**WRITTEN EXERCISE:** All of the records listed below should be retyped exactly.

**THE DATA:**
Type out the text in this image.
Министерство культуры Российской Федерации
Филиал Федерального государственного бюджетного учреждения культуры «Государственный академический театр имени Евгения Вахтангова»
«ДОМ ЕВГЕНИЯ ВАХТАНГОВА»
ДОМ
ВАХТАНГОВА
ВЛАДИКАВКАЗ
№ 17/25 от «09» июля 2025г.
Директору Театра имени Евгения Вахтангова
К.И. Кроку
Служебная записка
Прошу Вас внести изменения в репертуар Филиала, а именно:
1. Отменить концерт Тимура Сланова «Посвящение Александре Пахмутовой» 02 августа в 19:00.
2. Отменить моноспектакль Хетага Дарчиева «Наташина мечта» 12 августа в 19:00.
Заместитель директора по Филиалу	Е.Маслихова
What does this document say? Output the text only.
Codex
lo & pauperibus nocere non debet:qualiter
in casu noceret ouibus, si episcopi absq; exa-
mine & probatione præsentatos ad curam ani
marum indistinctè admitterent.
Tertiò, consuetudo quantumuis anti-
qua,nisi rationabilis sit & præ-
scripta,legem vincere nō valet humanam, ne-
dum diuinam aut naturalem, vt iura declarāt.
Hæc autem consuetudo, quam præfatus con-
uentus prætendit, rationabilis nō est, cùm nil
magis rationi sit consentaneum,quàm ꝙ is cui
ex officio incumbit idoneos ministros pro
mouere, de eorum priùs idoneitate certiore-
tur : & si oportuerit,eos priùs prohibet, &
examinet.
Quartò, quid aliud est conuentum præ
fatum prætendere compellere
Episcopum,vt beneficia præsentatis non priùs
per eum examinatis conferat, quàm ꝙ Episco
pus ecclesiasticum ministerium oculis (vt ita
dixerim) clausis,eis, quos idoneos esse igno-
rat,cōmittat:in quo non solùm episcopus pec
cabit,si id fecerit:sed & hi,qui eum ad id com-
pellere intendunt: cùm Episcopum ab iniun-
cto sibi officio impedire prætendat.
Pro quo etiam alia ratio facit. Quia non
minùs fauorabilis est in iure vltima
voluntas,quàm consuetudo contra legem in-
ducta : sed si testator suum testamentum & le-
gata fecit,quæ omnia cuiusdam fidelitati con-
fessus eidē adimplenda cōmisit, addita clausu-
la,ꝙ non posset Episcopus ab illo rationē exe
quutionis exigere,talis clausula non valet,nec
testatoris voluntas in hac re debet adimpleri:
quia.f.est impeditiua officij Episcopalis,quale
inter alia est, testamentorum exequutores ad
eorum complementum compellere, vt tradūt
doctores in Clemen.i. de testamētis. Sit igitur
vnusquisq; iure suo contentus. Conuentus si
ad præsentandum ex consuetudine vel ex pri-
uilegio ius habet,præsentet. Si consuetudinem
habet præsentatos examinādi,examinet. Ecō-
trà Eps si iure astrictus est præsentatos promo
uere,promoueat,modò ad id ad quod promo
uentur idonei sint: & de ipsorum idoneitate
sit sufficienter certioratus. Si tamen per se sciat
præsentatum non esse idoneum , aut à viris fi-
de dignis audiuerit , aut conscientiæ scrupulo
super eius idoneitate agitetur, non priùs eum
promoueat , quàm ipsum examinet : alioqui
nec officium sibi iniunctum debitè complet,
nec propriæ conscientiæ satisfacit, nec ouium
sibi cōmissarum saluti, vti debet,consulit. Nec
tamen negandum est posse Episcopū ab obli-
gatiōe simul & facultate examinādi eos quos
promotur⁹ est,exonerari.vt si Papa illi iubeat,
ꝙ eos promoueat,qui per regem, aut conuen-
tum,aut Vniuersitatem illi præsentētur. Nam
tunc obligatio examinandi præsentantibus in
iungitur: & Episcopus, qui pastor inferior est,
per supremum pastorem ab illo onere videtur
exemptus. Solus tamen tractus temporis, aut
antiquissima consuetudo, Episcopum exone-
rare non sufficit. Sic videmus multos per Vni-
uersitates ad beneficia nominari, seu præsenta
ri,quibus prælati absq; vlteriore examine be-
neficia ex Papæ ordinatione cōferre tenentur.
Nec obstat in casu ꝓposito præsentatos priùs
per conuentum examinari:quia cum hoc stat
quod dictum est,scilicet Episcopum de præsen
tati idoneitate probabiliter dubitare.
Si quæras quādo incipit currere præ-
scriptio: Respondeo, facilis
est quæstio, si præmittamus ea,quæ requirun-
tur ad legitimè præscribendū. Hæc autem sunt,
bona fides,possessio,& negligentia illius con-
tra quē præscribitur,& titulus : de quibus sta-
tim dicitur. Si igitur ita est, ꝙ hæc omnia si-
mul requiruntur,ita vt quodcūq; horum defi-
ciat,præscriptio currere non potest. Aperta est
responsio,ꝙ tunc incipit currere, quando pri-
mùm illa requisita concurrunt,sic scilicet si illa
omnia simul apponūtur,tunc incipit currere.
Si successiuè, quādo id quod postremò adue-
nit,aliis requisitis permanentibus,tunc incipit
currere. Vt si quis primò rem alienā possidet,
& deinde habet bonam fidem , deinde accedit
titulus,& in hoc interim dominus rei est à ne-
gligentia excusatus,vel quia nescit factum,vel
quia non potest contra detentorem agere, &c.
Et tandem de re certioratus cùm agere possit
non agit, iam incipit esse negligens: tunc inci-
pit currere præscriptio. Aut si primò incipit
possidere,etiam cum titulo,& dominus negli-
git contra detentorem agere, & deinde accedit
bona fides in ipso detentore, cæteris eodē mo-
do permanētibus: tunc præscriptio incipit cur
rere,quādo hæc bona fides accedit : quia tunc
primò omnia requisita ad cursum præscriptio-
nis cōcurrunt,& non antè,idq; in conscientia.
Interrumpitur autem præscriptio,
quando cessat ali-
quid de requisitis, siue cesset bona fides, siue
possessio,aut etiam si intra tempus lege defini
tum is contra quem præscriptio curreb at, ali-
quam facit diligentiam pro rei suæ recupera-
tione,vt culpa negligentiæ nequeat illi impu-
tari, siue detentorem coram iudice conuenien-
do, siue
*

**OUTPUT OF THE EXERCISE:**
Type out the text in this image.
Министерство культуры Российской Федерации
Филиал Федерального государственного бюджетного учреждения культуры «Государственный академический театр имени Евгения Вахтангова»
«ДОМ ЕВГЕНИЯ ВАХТАНГОВА»
ДОМ
ВАХТАНГОВА
ВЛАДИКАВКАЗ
№ 17/25 от «09» июля 2025г.
Директору Театра имени Евгения Вахтангова
К.И. Кроку
Служебная записка
Прошу Вас внести изменения в репертуар Филиала, а именно:
1. Отменить концерт Тимура Сланова «Посвящение Александре Пахмутовой» 02 августа в 19:00.
2. Отменить моноспектакль Хетага Дарчиева «Наташина мечта» 12 августа в 19:00.
Заместитель директора по Филиалу	Е.Маслихова
What does this document say? Output the text only.
Codex
lo & pauperibus nocere non debet:qualiter
in casu noceret ouibus, si episcopi absq; exa-
mine & probatione præsentatos ad curam ani
marum indistinctè admitterent.
Tertiò, consuetudo quantumuis anti-
qua,nisi rationabilis sit & præ-
scripta,legem vincere nō valet humanam, ne-
dum diuinam aut naturalem, vt iura declarāt.
Hæc autem consuetudo, quam præfatus con-
uentus prætendit, rationabilis nō est, cùm nil
magis rationi sit consentaneum,quàm ꝙ is cui
ex officio incumbit idoneos ministros pro
mouere, de eorum priùs idoneitate certiore-
tur : & si oportuerit,eos priùs prohibet, &
examinet.
Quartò, quid aliud est conuentum præ
fatum prætendere compellere
Episcopum,vt beneficia præsentatis non priùs
per eum examinatis conferat, quàm ꝙ Episco
pus ecclesiasticum ministerium oculis (vt ita
dixerim) clausis,eis, quos idoneos esse igno-
rat,cōmittat:in quo non solùm episcopus pec
cabit,si id fecerit:sed & hi,qui eum ad id com-
pellere intendunt: cùm Episcopum ab iniun-
cto sibi officio impedire prætendat.
Pro quo etiam alia ratio facit. Quia non
minùs fauorabilis est in iure vltima
voluntas,quàm consuetudo contra legem in-
ducta : sed si testator suum testamentum & le-
gata fecit,quæ omnia cuiusdam fidelitati con-
fessus eidē adimplenda cōmisit, addita clausu-
la,ꝙ non posset Episcopus ab illo rationē exe
quutionis exigere,talis clausula non valet,nec
testatoris voluntas in hac re debet adimpleri:
quia.f.est impeditiua officij Episcopalis,quale
inter alia est, testamentorum exequutores ad
eorum complementum compellere, vt tradūt
doctores in Clemen.i. de testamētis. Sit igitur
vnusquisq; iure suo contentus. Conuentus si
ad præsentandum ex consuetudine vel ex pri-
uilegio ius habet,præsentet. Si consuetudinem
habet præsentatos examinādi,examinet. Ecō-
trà Eps si iure astrictus est præsentatos promo
uere,promoueat,modò ad id ad quod promo
uentur idonei sint: & de ipsorum idoneitate
sit sufficienter certioratus. Si tamen per se sciat
præsentatum non esse idoneum , aut à viris fi-
de dignis audiuerit , aut conscientiæ scrupulo
super eius idoneitate agitetur, non priùs eum
promoueat , quàm ipsum examinet : alioqui
nec officium sibi iniunctum debitè complet,
nec propriæ conscientiæ satisfacit, nec ouium
sibi cōmissarum saluti, vti debet,consulit. Nec
tamen negandum est posse Episcopū ab obli-
gatiōe simul & facultate examinādi eos quos
promotur⁹ est,exonerari.vt si Papa illi iubeat,
ꝙ eos promoueat,qui per regem, aut conuen-
tum,aut Vniuersitatem illi præsentētur. Nam
tunc obligatio examinandi præsentantibus in
iungitur: & Episcopus, qui pastor inferior est,
per supremum pastorem ab illo onere videtur
exemptus. Solus tamen tractus temporis, aut
antiquissima consuetudo, Episcopum exone-
rare non sufficit. Sic videmus multos per Vni-
uersitates ad beneficia nominari, seu præsenta
ri,quibus prælati absq; vlteriore examine be-
neficia ex Papæ ordinatione cōferre tenentur.
Nec obstat in casu ꝓposito præsentatos priùs
per conuentum examinari:quia cum hoc stat
quod dictum est,scilicet Episcopum de præsen
tati idoneitate probabiliter dubitare.
Si quæras quādo incipit currere præ-
scriptio: Respondeo, facilis
est quæstio, si præmittamus ea,quæ requirun-
tur ad legitimè præscribendū. Hæc autem sunt,
bona fides,possessio,& negligentia illius con-
tra quē præscribitur,& titulus : de quibus sta-
tim dicitur. Si igitur ita est, ꝙ hæc omnia si-
mul requiruntur,ita vt quodcūq; horum defi-
ciat,præscriptio currere non potest. Aperta est
responsio,ꝙ tunc incipit currere, quando pri-
mùm illa requisita concurrunt,sic scilicet si illa
omnia simul apponūtur,tunc incipit currere.
Si successiuè, quādo id quod postremò adue-
nit,aliis requisitis permanentibus,tunc incipit
currere. Vt si quis primò rem alienā possidet,
& deinde habet bonam fidem , deinde accedit
titulus,& in hoc interim dominus rei est à ne-
gligentia excusatus,vel quia nescit factum,vel
quia non potest contra detentorem agere, &c.
Et tandem de re certioratus cùm agere possit
non agit, iam incipit esse negligens: tunc inci-
pit currere præscriptio. Aut si primò incipit
possidere,etiam cum titulo,& dominus negli-
git contra detentorem agere, & deinde accedit
bona fides in ipso detentore, cæteris eodē mo-
do permanētibus: tunc præscriptio incipit cur
rere,quādo hæc bona fides accedit : quia tunc
primò omnia requisita ad cursum præscriptio-
nis cōcurrunt,& non antè,idq; in conscientia.
Interrumpitur autem præscriptio,
quando cessat ali-
quid de requisitis, siue cesset bona fides, siue
possessio,aut etiam si intra tempus lege defini
tum is contra quem præscriptio curreb at, ali-
quam facit diligentiam pro rei suæ recupera-
tione,vt culpa negligentiæ nequeat illi impu-
tari, siue detentorem coram iudice conuenien-
do, siue
*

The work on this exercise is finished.